WORK TO COMPLETE –
Reproduce the listing below exactly. Pictures do not belong in the copy.

(Records about charts and figures)
※

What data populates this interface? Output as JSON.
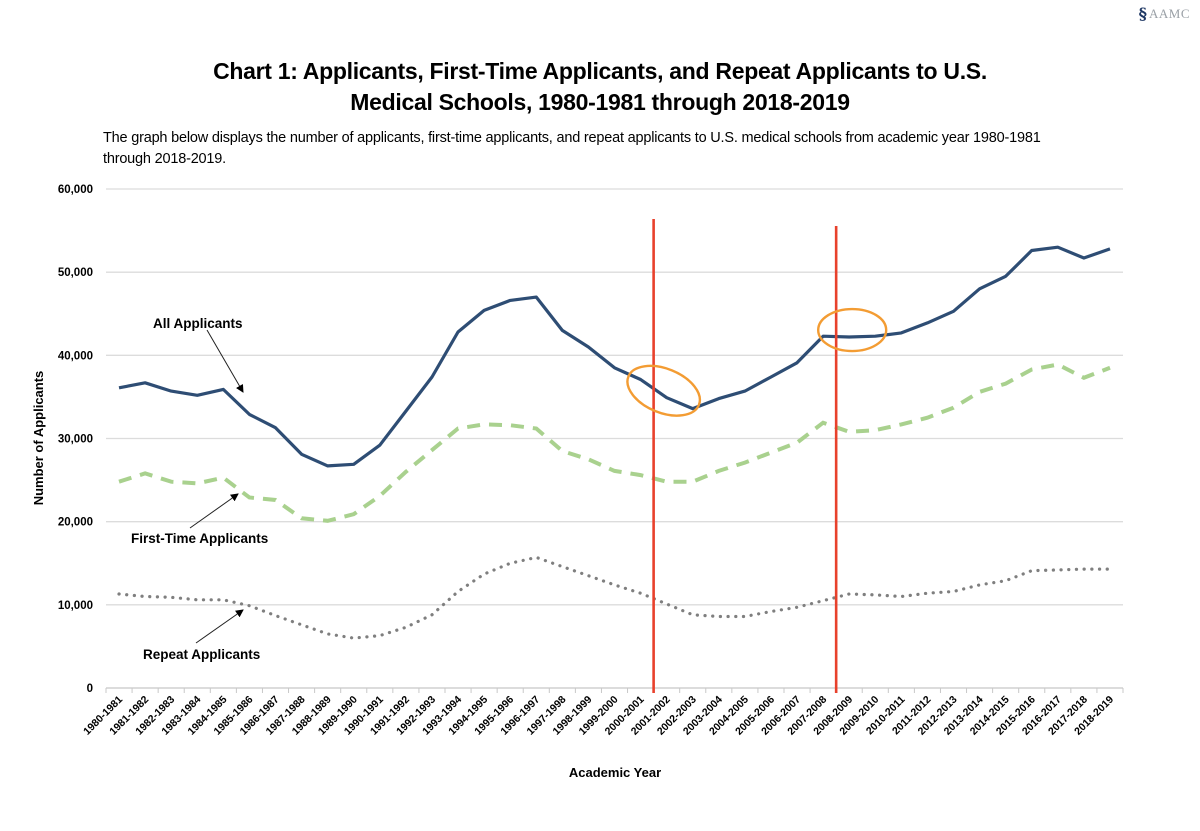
{
  "logo": {
    "mark": "§",
    "text": "AAMC"
  },
  "title_lines": [
    "Chart 1: Applicants, First-Time Applicants, and Repeat Applicants to U.S.",
    "Medical Schools, 1980-1981 through 2018-2019"
  ],
  "subtitle": "The graph below displays the number of applicants, first-time applicants, and repeat applicants  to U.S. medical schools from academic year 1980-1981 through 2018-2019.",
  "chart_data": {
    "type": "line",
    "title": "Chart 1: Applicants, First-Time Applicants, and Repeat Applicants to U.S. Medical Schools, 1980-1981 through 2018-2019",
    "xlabel": "Academic Year",
    "ylabel": "Number of Applicants",
    "ylim": [
      0,
      60000
    ],
    "yticks": [
      0,
      10000,
      20000,
      30000,
      40000,
      50000,
      60000
    ],
    "ytick_labels": [
      "0",
      "10,000",
      "20,000",
      "30,000",
      "40,000",
      "50,000",
      "60,000"
    ],
    "grid": "horizontal",
    "legend": "none (inline annotations)",
    "categories": [
      "1980-1981",
      "1981-1982",
      "1982-1983",
      "1983-1984",
      "1984-1985",
      "1985-1986",
      "1986-1987",
      "1987-1988",
      "1988-1989",
      "1989-1990",
      "1990-1991",
      "1991-1992",
      "1992-1993",
      "1993-1994",
      "1994-1995",
      "1995-1996",
      "1996-1997",
      "1997-1998",
      "1998-1999",
      "1999-2000",
      "2000-2001",
      "2001-2002",
      "2002-2003",
      "2003-2004",
      "2004-2005",
      "2005-2006",
      "2006-2007",
      "2007-2008",
      "2008-2009",
      "2009-2010",
      "2010-2011",
      "2011-2012",
      "2012-2013",
      "2013-2014",
      "2014-2015",
      "2015-2016",
      "2016-2017",
      "2017-2018",
      "2018-2019"
    ],
    "series": [
      {
        "name": "All Applicants",
        "style": "solid",
        "color": "#2e4d74",
        "values": [
          36100,
          36700,
          35700,
          35200,
          35900,
          32900,
          31300,
          28100,
          26700,
          26900,
          29200,
          33300,
          37400,
          42800,
          45400,
          46600,
          47000,
          43000,
          41000,
          38500,
          37100,
          34900,
          33600,
          34800,
          35700,
          37400,
          39100,
          42300,
          42200,
          42300,
          42700,
          43900,
          45300,
          48000,
          49500,
          52600,
          53000,
          51700,
          52800
        ]
      },
      {
        "name": "First-Time Applicants",
        "style": "dashed",
        "color": "#a9d18e",
        "values": [
          24800,
          25800,
          24800,
          24600,
          25300,
          22900,
          22600,
          20400,
          20100,
          20900,
          23100,
          26000,
          28600,
          31200,
          31700,
          31600,
          31200,
          28500,
          27500,
          26100,
          25600,
          24800,
          24800,
          26100,
          27100,
          28300,
          29500,
          31900,
          30800,
          31000,
          31700,
          32500,
          33700,
          35600,
          36600,
          38300,
          38900,
          37300,
          38500
        ]
      },
      {
        "name": "Repeat Applicants",
        "style": "dotted",
        "color": "#7f7f7f",
        "values": [
          11300,
          11000,
          10900,
          10600,
          10600,
          9900,
          8700,
          7600,
          6500,
          6000,
          6300,
          7300,
          8800,
          11600,
          13700,
          15000,
          15700,
          14600,
          13500,
          12400,
          11400,
          10100,
          8800,
          8600,
          8600,
          9200,
          9700,
          10500,
          11300,
          11200,
          11000,
          11400,
          11600,
          12400,
          12900,
          14100,
          14200,
          14300,
          14300
        ]
      }
    ],
    "annotations": [
      {
        "text": "All Applicants",
        "points_to": "All Applicants",
        "at_category": "1985-1986"
      },
      {
        "text": "First-Time Applicants",
        "points_to": "First-Time Applicants",
        "at_category": "1985-1986"
      },
      {
        "text": "Repeat Applicants",
        "points_to": "Repeat Applicants",
        "at_category": "1985-1986"
      }
    ],
    "reference_lines": [
      {
        "type": "vertical",
        "between": [
          "2000-2001",
          "2001-2002"
        ],
        "color": "#e8412c"
      },
      {
        "type": "vertical",
        "between": [
          "2007-2008",
          "2008-2009"
        ],
        "color": "#e8412c"
      }
    ],
    "highlight_ellipses": [
      {
        "around_category": "2001-2002",
        "series": "All Applicants",
        "color": "#f39c33"
      },
      {
        "around_category": "2008-2009",
        "series": "All Applicants",
        "color": "#f39c33"
      }
    ]
  }
}
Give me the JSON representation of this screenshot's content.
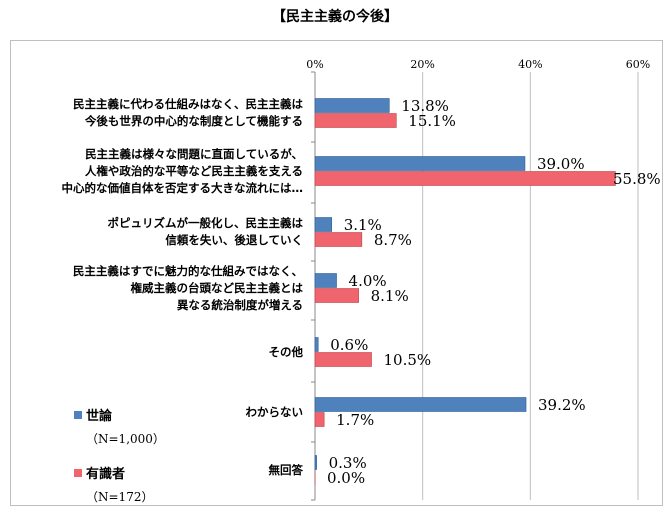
{
  "chart_data": {
    "type": "bar",
    "orientation": "horizontal",
    "title": "【民主主義の今後】",
    "xlim": [
      0,
      60
    ],
    "ticks": [
      "0%",
      "20%",
      "40%",
      "60%"
    ],
    "tick_values": [
      0,
      20,
      40,
      60
    ],
    "categories": [
      [
        "民主主義に代わる仕組みはなく、民主主義は",
        "今後も世界の中心的な制度として機能する"
      ],
      [
        "民主主義は様々な問題に直面しているが、",
        "人権や政治的な平等など民主主義を支える",
        "中心的な価値自体を否定する大きな流れには…"
      ],
      [
        "ポピュリズムが一般化し、民主主義は",
        "信頼を失い、後退していく"
      ],
      [
        "民主主義はすでに魅力的な仕組みではなく、",
        "権威主義の台頭など民主主義とは",
        "異なる統治制度が増える"
      ],
      [
        "その他"
      ],
      [
        "わからない"
      ],
      [
        "無回答"
      ]
    ],
    "series": [
      {
        "name": "世論",
        "sub": "（N=1,000）",
        "color": "#4f81bd",
        "values": [
          13.8,
          39.0,
          3.1,
          4.0,
          0.6,
          39.2,
          0.3
        ],
        "labels": [
          "13.8%",
          "39.0%",
          "3.1%",
          "4.0%",
          "0.6%",
          "39.2%",
          "0.3%"
        ]
      },
      {
        "name": "有識者",
        "sub": "（N=172）",
        "color": "#f0646e",
        "values": [
          15.1,
          55.8,
          8.7,
          8.1,
          10.5,
          1.7,
          0.0
        ],
        "labels": [
          "15.1%",
          "55.8%",
          "8.7%",
          "8.1%",
          "10.5%",
          "1.7%",
          "0.0%"
        ]
      }
    ],
    "legend_position": "bottom-left",
    "grid": true
  }
}
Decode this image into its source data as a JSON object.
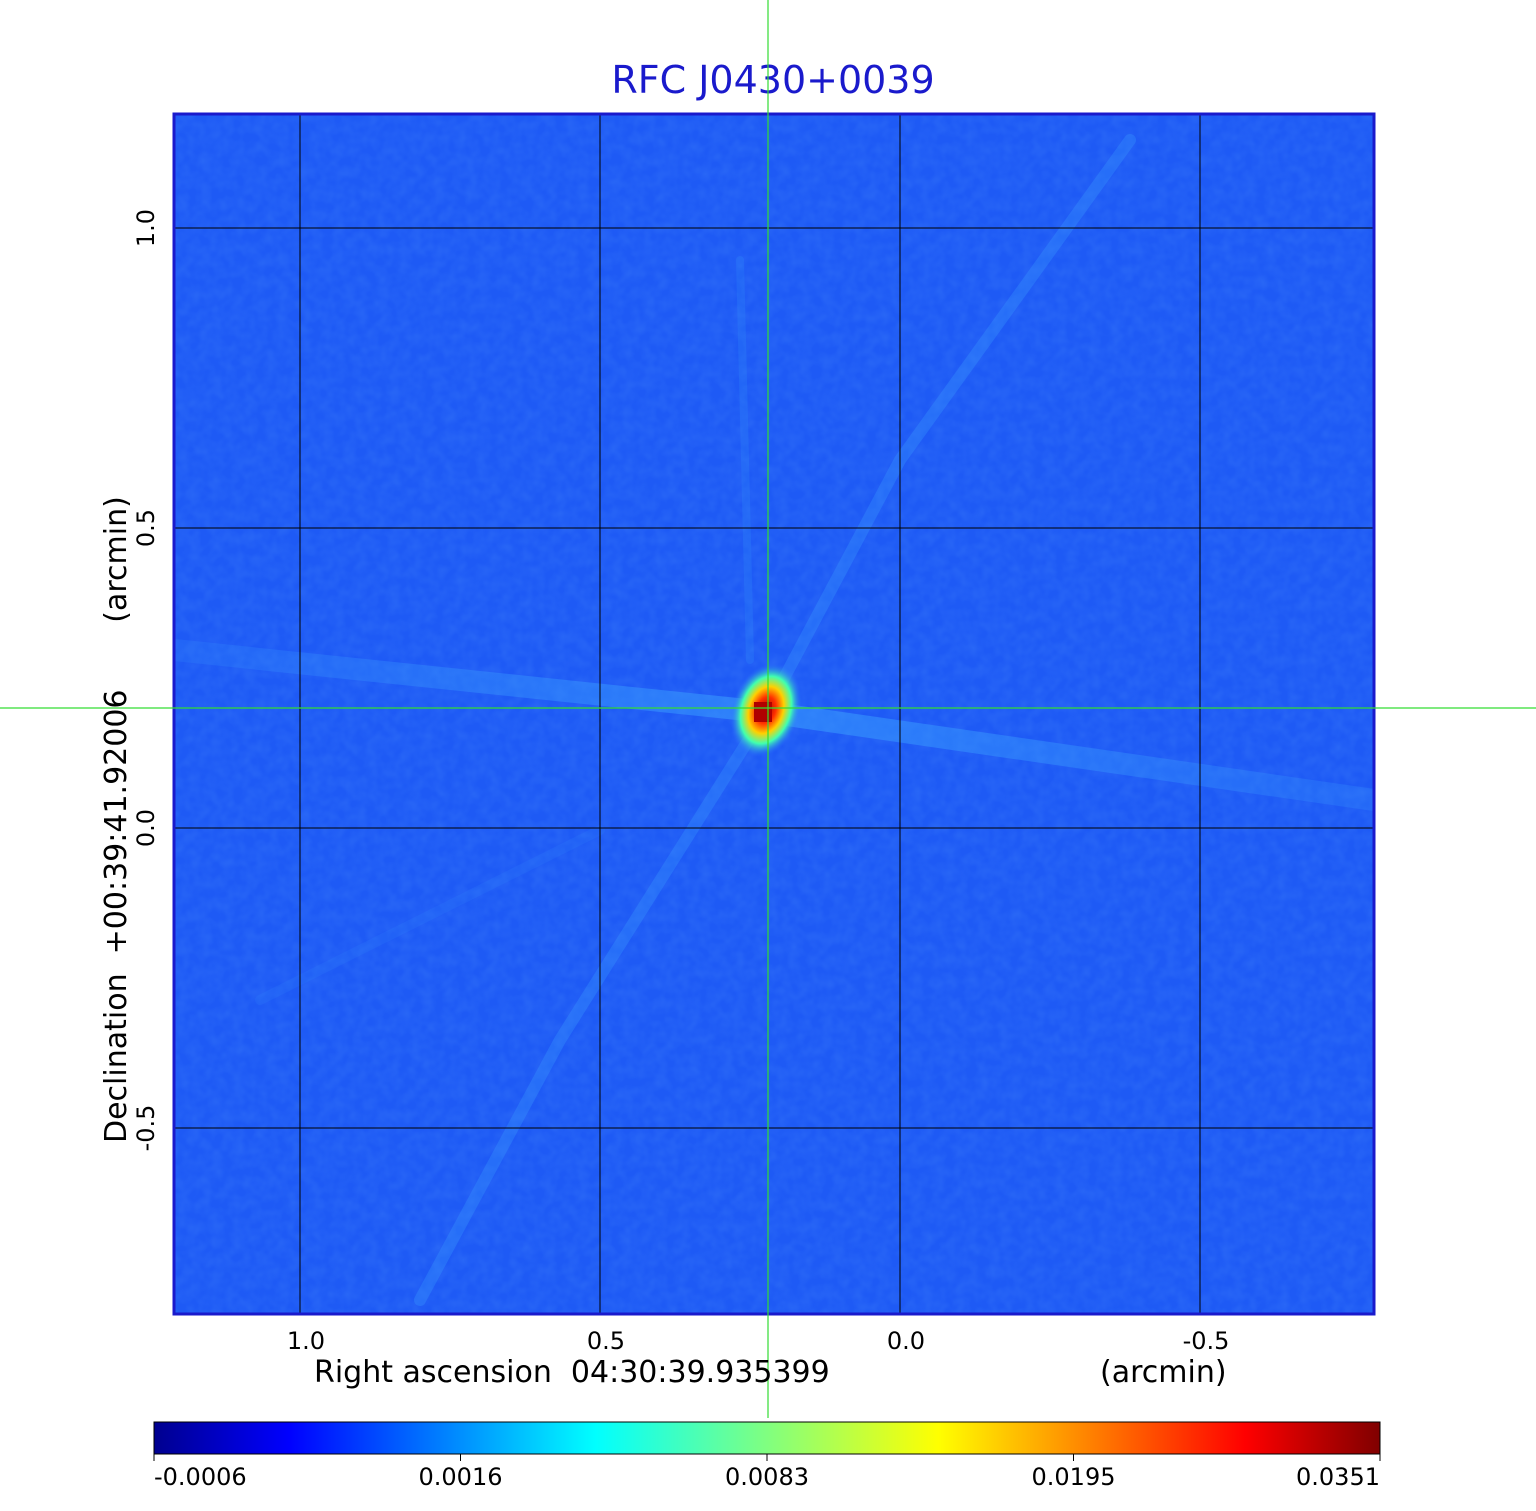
{
  "chart_data": {
    "type": "heatmap",
    "title": "RFC J0430+0039",
    "colors": {
      "title": "#1a1acc",
      "crosshair": "#33dd33",
      "grid": "#000000",
      "frame": "#1a1acc",
      "background_field": "#1e5af5"
    },
    "x_axis": {
      "label_main": "Right ascension  04:30:39.935399",
      "label_unit": "(arcmin)",
      "ticks": [
        {
          "value": 1.0,
          "label": "1.0"
        },
        {
          "value": 0.5,
          "label": "0.5"
        },
        {
          "value": 0.0,
          "label": "0.0"
        },
        {
          "value": -0.5,
          "label": "-0.5"
        }
      ],
      "range": [
        1.21,
        -0.79
      ],
      "inverted": true
    },
    "y_axis": {
      "label": "Declination  +00:39:41.92006       (arcmin)",
      "ticks": [
        {
          "value": 1.0,
          "label": "1.0"
        },
        {
          "value": 0.5,
          "label": "0.5"
        },
        {
          "value": 0.0,
          "label": "0.0"
        },
        {
          "value": -0.5,
          "label": "-0.5"
        }
      ],
      "range": [
        -0.81,
        1.19
      ]
    },
    "grid": true,
    "crosshair": {
      "x": 0.22,
      "y": 0.2
    },
    "peak": {
      "x": 0.22,
      "y": 0.2,
      "value": 0.0351
    },
    "colorbar": {
      "colormap": "jet",
      "tick_labels": [
        "-0.0006",
        "0.0016",
        "0.0083",
        "0.0195",
        "0.0351"
      ],
      "min": -0.0006,
      "max": 0.0351
    }
  }
}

※

COMPLETE RESPONSE –
What data populates this interface? Output as JSON.
{
  "logo": {
    "mark": "§",
    "text": "AAMC"
  },
  "title_lines": [
    "Chart 1: Applicants, First-Time Applicants, and Repeat Applicants to U.S.",
    "Medical Schools, 1980-1981 through 2018-2019"
  ],
  "subtitle": "The graph below displays the number of applicants, first-time applicants, and repeat applicants  to U.S. medical schools from academic year 1980-1981 through 2018-2019.",
  "chart_data": {
    "type": "line",
    "title": "Chart 1: Applicants, First-Time Applicants, and Repeat Applicants to U.S. Medical Schools, 1980-1981 through 2018-2019",
    "xlabel": "Academic Year",
    "ylabel": "Number of Applicants",
    "ylim": [
      0,
      60000
    ],
    "yticks": [
      0,
      10000,
      20000,
      30000,
      40000,
      50000,
      60000
    ],
    "ytick_labels": [
      "0",
      "10,000",
      "20,000",
      "30,000",
      "40,000",
      "50,000",
      "60,000"
    ],
    "grid": "horizontal",
    "legend": "none (inline annotations)",
    "categories": [
      "1980-1981",
      "1981-1982",
      "1982-1983",
      "1983-1984",
      "1984-1985",
      "1985-1986",
      "1986-1987",
      "1987-1988",
      "1988-1989",
      "1989-1990",
      "1990-1991",
      "1991-1992",
      "1992-1993",
      "1993-1994",
      "1994-1995",
      "1995-1996",
      "1996-1997",
      "1997-1998",
      "1998-1999",
      "1999-2000",
      "2000-2001",
      "2001-2002",
      "2002-2003",
      "2003-2004",
      "2004-2005",
      "2005-2006",
      "2006-2007",
      "2007-2008",
      "2008-2009",
      "2009-2010",
      "2010-2011",
      "2011-2012",
      "2012-2013",
      "2013-2014",
      "2014-2015",
      "2015-2016",
      "2016-2017",
      "2017-2018",
      "2018-2019"
    ],
    "series": [
      {
        "name": "All Applicants",
        "style": "solid",
        "color": "#2e4d74",
        "values": [
          36100,
          36700,
          35700,
          35200,
          35900,
          32900,
          31300,
          28100,
          26700,
          26900,
          29200,
          33300,
          37400,
          42800,
          45400,
          46600,
          47000,
          43000,
          41000,
          38500,
          37100,
          34900,
          33600,
          34800,
          35700,
          37400,
          39100,
          42300,
          42200,
          42300,
          42700,
          43900,
          45300,
          48000,
          49500,
          52600,
          53000,
          51700,
          52800
        ]
      },
      {
        "name": "First-Time Applicants",
        "style": "dashed",
        "color": "#a9d18e",
        "values": [
          24800,
          25800,
          24800,
          24600,
          25300,
          22900,
          22600,
          20400,
          20100,
          20900,
          23100,
          26000,
          28600,
          31200,
          31700,
          31600,
          31200,
          28500,
          27500,
          26100,
          25600,
          24800,
          24800,
          26100,
          27100,
          28300,
          29500,
          31900,
          30800,
          31000,
          31700,
          32500,
          33700,
          35600,
          36600,
          38300,
          38900,
          37300,
          38500
        ]
      },
      {
        "name": "Repeat Applicants",
        "style": "dotted",
        "color": "#7f7f7f",
        "values": [
          11300,
          11000,
          10900,
          10600,
          10600,
          9900,
          8700,
          7600,
          6500,
          6000,
          6300,
          7300,
          8800,
          11600,
          13700,
          15000,
          15700,
          14600,
          13500,
          12400,
          11400,
          10100,
          8800,
          8600,
          8600,
          9200,
          9700,
          10500,
          11300,
          11200,
          11000,
          11400,
          11600,
          12400,
          12900,
          14100,
          14200,
          14300,
          14300
        ]
      }
    ],
    "annotations": [
      {
        "text": "All Applicants",
        "points_to": "All Applicants",
        "at_category": "1985-1986"
      },
      {
        "text": "First-Time Applicants",
        "points_to": "First-Time Applicants",
        "at_category": "1985-1986"
      },
      {
        "text": "Repeat Applicants",
        "points_to": "Repeat Applicants",
        "at_category": "1985-1986"
      }
    ],
    "reference_lines": [
      {
        "type": "vertical",
        "between": [
          "2000-2001",
          "2001-2002"
        ],
        "color": "#e8412c"
      },
      {
        "type": "vertical",
        "between": [
          "2007-2008",
          "2008-2009"
        ],
        "color": "#e8412c"
      }
    ],
    "highlight_ellipses": [
      {
        "around_category": "2001-2002",
        "series": "All Applicants",
        "color": "#f39c33"
      },
      {
        "around_category": "2008-2009",
        "series": "All Applicants",
        "color": "#f39c33"
      }
    ]
  }
}
Give me the JSON representation of this screenshot's content.
{
  "chart_data": {
    "type": "bar",
    "orientation": "horizontal",
    "title": "【民主主義の今後】",
    "xlim": [
      0,
      60
    ],
    "ticks": [
      "0%",
      "20%",
      "40%",
      "60%"
    ],
    "tick_values": [
      0,
      20,
      40,
      60
    ],
    "categories": [
      [
        "民主主義に代わる仕組みはなく、民主主義は",
        "今後も世界の中心的な制度として機能する"
      ],
      [
        "民主主義は様々な問題に直面しているが、",
        "人権や政治的な平等など民主主義を支える",
        "中心的な価値自体を否定する大きな流れには…"
      ],
      [
        "ポピュリズムが一般化し、民主主義は",
        "信頼を失い、後退していく"
      ],
      [
        "民主主義はすでに魅力的な仕組みではなく、",
        "権威主義の台頭など民主主義とは",
        "異なる統治制度が増える"
      ],
      [
        "その他"
      ],
      [
        "わからない"
      ],
      [
        "無回答"
      ]
    ],
    "series": [
      {
        "name": "世論",
        "sub": "（N=1,000）",
        "color": "#4f81bd",
        "values": [
          13.8,
          39.0,
          3.1,
          4.0,
          0.6,
          39.2,
          0.3
        ],
        "labels": [
          "13.8%",
          "39.0%",
          "3.1%",
          "4.0%",
          "0.6%",
          "39.2%",
          "0.3%"
        ]
      },
      {
        "name": "有識者",
        "sub": "（N=172）",
        "color": "#f0646e",
        "values": [
          15.1,
          55.8,
          8.7,
          8.1,
          10.5,
          1.7,
          0.0
        ],
        "labels": [
          "15.1%",
          "55.8%",
          "8.7%",
          "8.1%",
          "10.5%",
          "1.7%",
          "0.0%"
        ]
      }
    ],
    "legend_position": "bottom-left",
    "grid": true
  }
}
Decode this image into its source data as a JSON object.
{
  "chart_data": {
    "type": "heatmap",
    "title": "RFC J0430+0039",
    "colors": {
      "title": "#1a1acc",
      "crosshair": "#33dd33",
      "grid": "#000000",
      "frame": "#1a1acc",
      "background_field": "#1e5af5"
    },
    "x_axis": {
      "label_main": "Right ascension  04:30:39.935399",
      "label_unit": "(arcmin)",
      "ticks": [
        {
          "value": 1.0,
          "label": "1.0"
        },
        {
          "value": 0.5,
          "label": "0.5"
        },
        {
          "value": 0.0,
          "label": "0.0"
        },
        {
          "value": -0.5,
          "label": "-0.5"
        }
      ],
      "range": [
        1.21,
        -0.79
      ],
      "inverted": true
    },
    "y_axis": {
      "label": "Declination  +00:39:41.92006       (arcmin)",
      "ticks": [
        {
          "value": 1.0,
          "label": "1.0"
        },
        {
          "value": 0.5,
          "label": "0.5"
        },
        {
          "value": 0.0,
          "label": "0.0"
        },
        {
          "value": -0.5,
          "label": "-0.5"
        }
      ],
      "range": [
        -0.81,
        1.19
      ]
    },
    "grid": true,
    "crosshair": {
      "x": 0.22,
      "y": 0.2
    },
    "peak": {
      "x": 0.22,
      "y": 0.2,
      "value": 0.0351
    },
    "colorbar": {
      "colormap": "jet",
      "tick_labels": [
        "-0.0006",
        "0.0016",
        "0.0083",
        "0.0195",
        "0.0351"
      ],
      "min": -0.0006,
      "max": 0.0351
    }
  }
}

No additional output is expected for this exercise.